» **The exercise**
Return the lines where the word "xlabel" occurs.

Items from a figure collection
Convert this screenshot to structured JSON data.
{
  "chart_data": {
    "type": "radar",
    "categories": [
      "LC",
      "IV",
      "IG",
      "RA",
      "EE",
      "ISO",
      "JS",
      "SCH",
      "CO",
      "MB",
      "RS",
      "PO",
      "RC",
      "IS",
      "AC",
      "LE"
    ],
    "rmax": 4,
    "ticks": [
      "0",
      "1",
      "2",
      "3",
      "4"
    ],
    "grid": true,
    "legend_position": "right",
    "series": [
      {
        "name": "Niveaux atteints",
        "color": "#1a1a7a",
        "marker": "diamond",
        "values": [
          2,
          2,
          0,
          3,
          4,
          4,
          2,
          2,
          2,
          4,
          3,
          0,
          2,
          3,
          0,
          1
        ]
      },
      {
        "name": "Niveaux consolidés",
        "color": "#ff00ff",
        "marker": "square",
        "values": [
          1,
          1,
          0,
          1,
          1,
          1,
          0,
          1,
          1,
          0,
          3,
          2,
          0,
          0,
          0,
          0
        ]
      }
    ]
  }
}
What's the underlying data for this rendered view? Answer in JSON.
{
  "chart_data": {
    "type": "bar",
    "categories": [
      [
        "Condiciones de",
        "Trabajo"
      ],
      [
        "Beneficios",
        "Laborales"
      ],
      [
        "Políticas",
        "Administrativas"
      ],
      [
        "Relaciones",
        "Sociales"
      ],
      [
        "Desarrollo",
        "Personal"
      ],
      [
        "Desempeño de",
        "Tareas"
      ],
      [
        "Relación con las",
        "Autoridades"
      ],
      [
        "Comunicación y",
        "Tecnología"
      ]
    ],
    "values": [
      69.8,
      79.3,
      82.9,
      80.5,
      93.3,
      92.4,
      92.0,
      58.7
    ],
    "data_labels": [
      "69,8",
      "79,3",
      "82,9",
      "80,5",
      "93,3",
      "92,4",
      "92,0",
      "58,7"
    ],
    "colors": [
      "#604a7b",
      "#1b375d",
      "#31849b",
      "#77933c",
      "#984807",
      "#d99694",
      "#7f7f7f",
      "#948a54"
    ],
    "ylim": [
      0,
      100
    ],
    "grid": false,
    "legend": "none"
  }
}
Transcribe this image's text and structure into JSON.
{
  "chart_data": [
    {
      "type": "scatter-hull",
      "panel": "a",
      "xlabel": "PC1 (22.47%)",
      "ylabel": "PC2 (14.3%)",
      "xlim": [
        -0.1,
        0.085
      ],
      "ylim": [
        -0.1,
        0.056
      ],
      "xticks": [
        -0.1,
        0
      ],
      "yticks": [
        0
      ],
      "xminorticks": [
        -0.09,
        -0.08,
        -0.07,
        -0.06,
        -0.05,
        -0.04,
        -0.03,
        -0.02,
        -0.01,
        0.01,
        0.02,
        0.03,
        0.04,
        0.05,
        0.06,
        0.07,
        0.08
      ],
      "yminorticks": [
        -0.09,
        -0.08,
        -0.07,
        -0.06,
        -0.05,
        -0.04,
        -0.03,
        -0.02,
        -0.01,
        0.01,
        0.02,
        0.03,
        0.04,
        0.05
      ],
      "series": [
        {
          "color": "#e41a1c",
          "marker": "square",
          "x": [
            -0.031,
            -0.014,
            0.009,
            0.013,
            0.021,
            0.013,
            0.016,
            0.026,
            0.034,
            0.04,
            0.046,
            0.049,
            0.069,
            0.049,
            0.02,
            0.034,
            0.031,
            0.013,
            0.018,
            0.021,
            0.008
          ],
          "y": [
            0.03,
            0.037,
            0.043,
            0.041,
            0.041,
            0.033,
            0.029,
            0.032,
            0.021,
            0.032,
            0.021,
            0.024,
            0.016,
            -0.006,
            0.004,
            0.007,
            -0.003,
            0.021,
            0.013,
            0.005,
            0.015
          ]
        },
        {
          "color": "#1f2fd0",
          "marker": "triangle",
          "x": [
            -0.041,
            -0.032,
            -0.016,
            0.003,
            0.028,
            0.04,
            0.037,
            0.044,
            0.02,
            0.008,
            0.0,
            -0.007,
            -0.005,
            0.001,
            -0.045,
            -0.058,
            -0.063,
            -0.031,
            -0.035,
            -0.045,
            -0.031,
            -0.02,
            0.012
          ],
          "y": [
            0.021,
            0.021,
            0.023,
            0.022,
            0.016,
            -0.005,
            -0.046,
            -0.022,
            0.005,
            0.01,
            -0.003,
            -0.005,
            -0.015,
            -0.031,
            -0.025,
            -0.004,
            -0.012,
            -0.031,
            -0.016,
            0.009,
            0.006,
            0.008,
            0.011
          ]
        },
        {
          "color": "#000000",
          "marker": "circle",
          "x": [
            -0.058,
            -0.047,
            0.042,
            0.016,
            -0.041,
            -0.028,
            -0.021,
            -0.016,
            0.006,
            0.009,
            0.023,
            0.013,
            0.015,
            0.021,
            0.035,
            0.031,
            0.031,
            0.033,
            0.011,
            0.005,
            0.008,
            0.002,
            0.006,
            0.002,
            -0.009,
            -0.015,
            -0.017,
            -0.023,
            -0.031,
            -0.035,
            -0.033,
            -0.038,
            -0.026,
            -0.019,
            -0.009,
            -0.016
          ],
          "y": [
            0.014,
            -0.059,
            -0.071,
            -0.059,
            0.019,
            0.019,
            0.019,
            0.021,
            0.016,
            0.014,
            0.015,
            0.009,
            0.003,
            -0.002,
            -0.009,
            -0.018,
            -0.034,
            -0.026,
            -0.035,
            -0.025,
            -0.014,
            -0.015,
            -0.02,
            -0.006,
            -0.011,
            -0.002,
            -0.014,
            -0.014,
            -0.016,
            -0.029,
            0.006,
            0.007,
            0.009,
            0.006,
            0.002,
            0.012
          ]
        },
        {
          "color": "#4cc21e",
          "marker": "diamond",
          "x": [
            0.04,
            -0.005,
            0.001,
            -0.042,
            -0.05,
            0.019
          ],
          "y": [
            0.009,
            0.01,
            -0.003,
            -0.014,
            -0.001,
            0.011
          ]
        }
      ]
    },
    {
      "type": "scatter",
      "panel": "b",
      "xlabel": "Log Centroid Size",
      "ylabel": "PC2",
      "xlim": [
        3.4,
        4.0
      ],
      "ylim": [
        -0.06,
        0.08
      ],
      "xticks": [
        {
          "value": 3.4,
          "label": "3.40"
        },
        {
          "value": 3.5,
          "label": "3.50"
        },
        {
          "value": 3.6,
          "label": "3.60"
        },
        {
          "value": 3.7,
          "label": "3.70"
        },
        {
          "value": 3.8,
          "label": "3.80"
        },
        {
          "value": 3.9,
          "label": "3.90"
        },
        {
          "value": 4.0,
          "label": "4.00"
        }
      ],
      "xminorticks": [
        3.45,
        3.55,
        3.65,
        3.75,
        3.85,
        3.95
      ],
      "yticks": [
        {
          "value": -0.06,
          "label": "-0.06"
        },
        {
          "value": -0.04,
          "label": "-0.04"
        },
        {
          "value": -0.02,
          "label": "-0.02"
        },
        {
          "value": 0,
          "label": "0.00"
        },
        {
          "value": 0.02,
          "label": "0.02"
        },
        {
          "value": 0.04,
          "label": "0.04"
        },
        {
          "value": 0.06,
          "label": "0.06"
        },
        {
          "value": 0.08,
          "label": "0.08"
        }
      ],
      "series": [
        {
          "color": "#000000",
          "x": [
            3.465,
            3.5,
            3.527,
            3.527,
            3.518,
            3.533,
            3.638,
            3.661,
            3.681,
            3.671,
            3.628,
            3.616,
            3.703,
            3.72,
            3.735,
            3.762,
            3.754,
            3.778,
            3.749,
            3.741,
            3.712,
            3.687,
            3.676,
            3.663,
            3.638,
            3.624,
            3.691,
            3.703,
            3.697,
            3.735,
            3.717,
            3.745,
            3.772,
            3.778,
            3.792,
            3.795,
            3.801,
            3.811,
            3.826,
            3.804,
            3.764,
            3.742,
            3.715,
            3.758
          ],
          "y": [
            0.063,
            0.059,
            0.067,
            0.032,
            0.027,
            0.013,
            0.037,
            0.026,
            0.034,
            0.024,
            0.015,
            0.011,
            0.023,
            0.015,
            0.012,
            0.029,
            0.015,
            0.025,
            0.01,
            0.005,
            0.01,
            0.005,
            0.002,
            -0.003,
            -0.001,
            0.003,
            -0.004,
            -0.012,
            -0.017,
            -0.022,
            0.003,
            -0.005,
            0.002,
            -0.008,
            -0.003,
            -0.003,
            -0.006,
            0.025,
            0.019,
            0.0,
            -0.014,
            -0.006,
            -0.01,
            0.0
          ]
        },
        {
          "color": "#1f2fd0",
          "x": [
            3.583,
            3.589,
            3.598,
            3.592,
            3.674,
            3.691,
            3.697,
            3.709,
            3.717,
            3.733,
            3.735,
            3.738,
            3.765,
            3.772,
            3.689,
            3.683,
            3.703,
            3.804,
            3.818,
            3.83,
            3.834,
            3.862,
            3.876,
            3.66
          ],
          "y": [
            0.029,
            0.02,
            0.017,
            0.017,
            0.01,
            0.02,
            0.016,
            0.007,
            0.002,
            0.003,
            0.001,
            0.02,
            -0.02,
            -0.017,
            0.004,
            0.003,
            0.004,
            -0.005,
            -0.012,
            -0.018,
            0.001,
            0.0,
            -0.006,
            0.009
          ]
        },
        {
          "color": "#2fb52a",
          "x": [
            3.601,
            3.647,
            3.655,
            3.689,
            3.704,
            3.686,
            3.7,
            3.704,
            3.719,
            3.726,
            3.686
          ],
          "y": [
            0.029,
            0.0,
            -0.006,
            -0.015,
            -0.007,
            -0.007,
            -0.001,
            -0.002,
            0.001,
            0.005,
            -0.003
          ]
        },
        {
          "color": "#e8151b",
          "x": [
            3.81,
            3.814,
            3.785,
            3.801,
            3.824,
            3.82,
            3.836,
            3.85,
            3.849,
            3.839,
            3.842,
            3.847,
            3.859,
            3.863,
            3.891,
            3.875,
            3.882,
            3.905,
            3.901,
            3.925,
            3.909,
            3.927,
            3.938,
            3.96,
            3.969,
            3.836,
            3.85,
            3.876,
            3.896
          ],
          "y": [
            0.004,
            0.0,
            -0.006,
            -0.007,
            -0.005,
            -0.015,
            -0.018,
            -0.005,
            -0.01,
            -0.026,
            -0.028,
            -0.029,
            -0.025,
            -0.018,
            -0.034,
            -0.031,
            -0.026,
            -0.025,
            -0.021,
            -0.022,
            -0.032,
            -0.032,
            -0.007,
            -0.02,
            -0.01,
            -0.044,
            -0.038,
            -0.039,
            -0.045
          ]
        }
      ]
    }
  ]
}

» **Correct result**
      "xlabel": "PC1 (22.47%)",
      "xlabel": "Log Centroid Size",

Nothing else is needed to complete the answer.